'''

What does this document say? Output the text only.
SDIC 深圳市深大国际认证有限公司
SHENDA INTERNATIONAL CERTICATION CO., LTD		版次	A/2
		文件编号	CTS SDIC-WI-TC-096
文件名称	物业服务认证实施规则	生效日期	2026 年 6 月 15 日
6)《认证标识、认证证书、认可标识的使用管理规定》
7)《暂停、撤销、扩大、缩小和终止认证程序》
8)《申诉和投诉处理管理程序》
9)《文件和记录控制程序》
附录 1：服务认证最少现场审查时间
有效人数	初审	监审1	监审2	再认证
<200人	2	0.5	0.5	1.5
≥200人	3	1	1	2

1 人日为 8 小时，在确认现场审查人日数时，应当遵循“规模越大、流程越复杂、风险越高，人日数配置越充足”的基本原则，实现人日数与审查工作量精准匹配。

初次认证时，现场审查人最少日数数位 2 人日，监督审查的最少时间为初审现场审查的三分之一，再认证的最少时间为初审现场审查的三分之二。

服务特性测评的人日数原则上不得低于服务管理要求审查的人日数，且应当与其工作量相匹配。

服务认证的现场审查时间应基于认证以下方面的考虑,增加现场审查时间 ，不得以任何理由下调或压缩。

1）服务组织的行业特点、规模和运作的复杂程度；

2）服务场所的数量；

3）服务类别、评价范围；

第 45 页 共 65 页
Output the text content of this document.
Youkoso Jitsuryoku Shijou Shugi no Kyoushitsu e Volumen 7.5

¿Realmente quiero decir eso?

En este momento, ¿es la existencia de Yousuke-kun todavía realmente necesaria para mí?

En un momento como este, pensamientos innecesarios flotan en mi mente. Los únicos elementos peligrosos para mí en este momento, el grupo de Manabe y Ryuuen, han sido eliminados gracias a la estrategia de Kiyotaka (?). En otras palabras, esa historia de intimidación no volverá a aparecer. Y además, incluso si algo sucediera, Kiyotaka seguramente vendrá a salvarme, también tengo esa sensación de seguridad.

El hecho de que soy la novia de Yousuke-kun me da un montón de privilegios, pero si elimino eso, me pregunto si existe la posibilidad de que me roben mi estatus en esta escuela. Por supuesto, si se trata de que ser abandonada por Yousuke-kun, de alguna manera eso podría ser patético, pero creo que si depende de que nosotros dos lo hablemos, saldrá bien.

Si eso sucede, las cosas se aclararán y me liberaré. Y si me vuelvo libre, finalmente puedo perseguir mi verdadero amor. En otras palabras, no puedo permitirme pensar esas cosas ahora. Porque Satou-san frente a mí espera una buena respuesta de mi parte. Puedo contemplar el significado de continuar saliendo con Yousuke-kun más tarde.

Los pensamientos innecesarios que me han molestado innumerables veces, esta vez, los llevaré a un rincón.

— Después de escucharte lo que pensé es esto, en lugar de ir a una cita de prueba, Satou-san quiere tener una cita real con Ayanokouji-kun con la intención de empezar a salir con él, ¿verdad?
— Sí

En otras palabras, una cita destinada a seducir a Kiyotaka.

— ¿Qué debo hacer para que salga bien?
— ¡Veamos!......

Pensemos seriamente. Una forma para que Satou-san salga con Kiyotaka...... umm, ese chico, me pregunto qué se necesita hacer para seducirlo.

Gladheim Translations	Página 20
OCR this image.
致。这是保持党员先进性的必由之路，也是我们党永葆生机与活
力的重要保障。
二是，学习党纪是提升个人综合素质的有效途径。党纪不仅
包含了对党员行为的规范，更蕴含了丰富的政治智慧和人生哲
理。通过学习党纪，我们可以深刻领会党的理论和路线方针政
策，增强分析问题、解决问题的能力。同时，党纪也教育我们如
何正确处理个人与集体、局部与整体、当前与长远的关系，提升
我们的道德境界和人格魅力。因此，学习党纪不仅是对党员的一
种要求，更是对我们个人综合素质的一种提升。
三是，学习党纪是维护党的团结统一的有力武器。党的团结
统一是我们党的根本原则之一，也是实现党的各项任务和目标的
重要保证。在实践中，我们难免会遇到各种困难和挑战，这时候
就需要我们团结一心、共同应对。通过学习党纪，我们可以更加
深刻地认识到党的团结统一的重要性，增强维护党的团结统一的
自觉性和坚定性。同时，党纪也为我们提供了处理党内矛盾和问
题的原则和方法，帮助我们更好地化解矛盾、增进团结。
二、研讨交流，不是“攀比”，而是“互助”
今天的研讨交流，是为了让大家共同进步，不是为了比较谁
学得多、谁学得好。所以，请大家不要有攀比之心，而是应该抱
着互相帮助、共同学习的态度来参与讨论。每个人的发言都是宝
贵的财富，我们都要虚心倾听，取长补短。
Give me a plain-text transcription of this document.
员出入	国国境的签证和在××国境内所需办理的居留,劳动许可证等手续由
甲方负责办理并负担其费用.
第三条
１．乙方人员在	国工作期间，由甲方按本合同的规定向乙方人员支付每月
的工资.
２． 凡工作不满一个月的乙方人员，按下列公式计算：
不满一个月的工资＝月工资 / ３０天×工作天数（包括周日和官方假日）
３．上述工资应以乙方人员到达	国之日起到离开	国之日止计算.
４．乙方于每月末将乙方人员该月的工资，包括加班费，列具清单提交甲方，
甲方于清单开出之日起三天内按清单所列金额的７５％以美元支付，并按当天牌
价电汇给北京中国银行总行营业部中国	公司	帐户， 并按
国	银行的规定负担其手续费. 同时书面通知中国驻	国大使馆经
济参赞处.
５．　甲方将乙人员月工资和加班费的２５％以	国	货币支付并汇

'''

Reproduce the material above exactly; please quote every line of it.

• _TASK ANSWER_
What does this document say? Output the text only.
SDIC 深圳市深大国际认证有限公司
SHENDA INTERNATIONAL CERTICATION CO., LTD		版次	A/2
		文件编号	CTS SDIC-WI-TC-096
文件名称	物业服务认证实施规则	生效日期	2026 年 6 月 15 日
6)《认证标识、认证证书、认可标识的使用管理规定》
7)《暂停、撤销、扩大、缩小和终止认证程序》
8)《申诉和投诉处理管理程序》
9)《文件和记录控制程序》
附录 1：服务认证最少现场审查时间
有效人数	初审	监审1	监审2	再认证
<200人	2	0.5	0.5	1.5
≥200人	3	1	1	2

1 人日为 8 小时，在确认现场审查人日数时，应当遵循“规模越大、流程越复杂、风险越高，人日数配置越充足”的基本原则，实现人日数与审查工作量精准匹配。

初次认证时，现场审查人最少日数数位 2 人日，监督审查的最少时间为初审现场审查的三分之一，再认证的最少时间为初审现场审查的三分之二。

服务特性测评的人日数原则上不得低于服务管理要求审查的人日数，且应当与其工作量相匹配。

服务认证的现场审查时间应基于认证以下方面的考虑,增加现场审查时间 ，不得以任何理由下调或压缩。

1）服务组织的行业特点、规模和运作的复杂程度；

2）服务场所的数量；

3）服务类别、评价范围；

第 45 页 共 65 页
Output the text content of this document.
Youkoso Jitsuryoku Shijou Shugi no Kyoushitsu e Volumen 7.5

¿Realmente quiero decir eso?

En este momento, ¿es la existencia de Yousuke-kun todavía realmente necesaria para mí?

En un momento como este, pensamientos innecesarios flotan en mi mente. Los únicos elementos peligrosos para mí en este momento, el grupo de Manabe y Ryuuen, han sido eliminados gracias a la estrategia de Kiyotaka (?). En otras palabras, esa historia de intimidación no volverá a aparecer. Y además, incluso si algo sucediera, Kiyotaka seguramente vendrá a salvarme, también tengo esa sensación de seguridad.

El hecho de que soy la novia de Yousuke-kun me da un montón de privilegios, pero si elimino eso, me pregunto si existe la posibilidad de que me roben mi estatus en esta escuela. Por supuesto, si se trata de que ser abandonada por Yousuke-kun, de alguna manera eso podría ser patético, pero creo que si depende de que nosotros dos lo hablemos, saldrá bien.

Si eso sucede, las cosas se aclararán y me liberaré. Y si me vuelvo libre, finalmente puedo perseguir mi verdadero amor. En otras palabras, no puedo permitirme pensar esas cosas ahora. Porque Satou-san frente a mí espera una buena respuesta de mi parte. Puedo contemplar el significado de continuar saliendo con Yousuke-kun más tarde.

Los pensamientos innecesarios que me han molestado innumerables veces, esta vez, los llevaré a un rincón.

— Después de escucharte lo que pensé es esto, en lugar de ir a una cita de prueba, Satou-san quiere tener una cita real con Ayanokouji-kun con la intención de empezar a salir con él, ¿verdad?
— Sí

En otras palabras, una cita destinada a seducir a Kiyotaka.

— ¿Qué debo hacer para que salga bien?
— ¡Veamos!......

Pensemos seriamente. Una forma para que Satou-san salga con Kiyotaka...... umm, ese chico, me pregunto qué se necesita hacer para seducirlo.

Gladheim Translations	Página 20
OCR this image.
致。这是保持党员先进性的必由之路，也是我们党永葆生机与活
力的重要保障。
二是，学习党纪是提升个人综合素质的有效途径。党纪不仅
包含了对党员行为的规范，更蕴含了丰富的政治智慧和人生哲
理。通过学习党纪，我们可以深刻领会党的理论和路线方针政
策，增强分析问题、解决问题的能力。同时，党纪也教育我们如
何正确处理个人与集体、局部与整体、当前与长远的关系，提升
我们的道德境界和人格魅力。因此，学习党纪不仅是对党员的一
种要求，更是对我们个人综合素质的一种提升。
三是，学习党纪是维护党的团结统一的有力武器。党的团结
统一是我们党的根本原则之一，也是实现党的各项任务和目标的
重要保证。在实践中，我们难免会遇到各种困难和挑战，这时候
就需要我们团结一心、共同应对。通过学习党纪，我们可以更加
深刻地认识到党的团结统一的重要性，增强维护党的团结统一的
自觉性和坚定性。同时，党纪也为我们提供了处理党内矛盾和问
题的原则和方法，帮助我们更好地化解矛盾、增进团结。
二、研讨交流，不是“攀比”，而是“互助”
今天的研讨交流，是为了让大家共同进步，不是为了比较谁
学得多、谁学得好。所以，请大家不要有攀比之心，而是应该抱
着互相帮助、共同学习的态度来参与讨论。每个人的发言都是宝
贵的财富，我们都要虚心倾听，取长补短。
Give me a plain-text transcription of this document.
员出入	国国境的签证和在××国境内所需办理的居留,劳动许可证等手续由
甲方负责办理并负担其费用.
第三条
１．乙方人员在	国工作期间，由甲方按本合同的规定向乙方人员支付每月
的工资.
２． 凡工作不满一个月的乙方人员，按下列公式计算：
不满一个月的工资＝月工资 / ３０天×工作天数（包括周日和官方假日）
３．上述工资应以乙方人员到达	国之日起到离开	国之日止计算.
４．乙方于每月末将乙方人员该月的工资，包括加班费，列具清单提交甲方，
甲方于清单开出之日起三天内按清单所列金额的７５％以美元支付，并按当天牌
价电汇给北京中国银行总行营业部中国	公司	帐户， 并按
国	银行的规定负担其手续费. 同时书面通知中国驻	国大使馆经
济参赞处.
５．　甲方将乙人员月工资和加班费的２５％以	国	货币支付并汇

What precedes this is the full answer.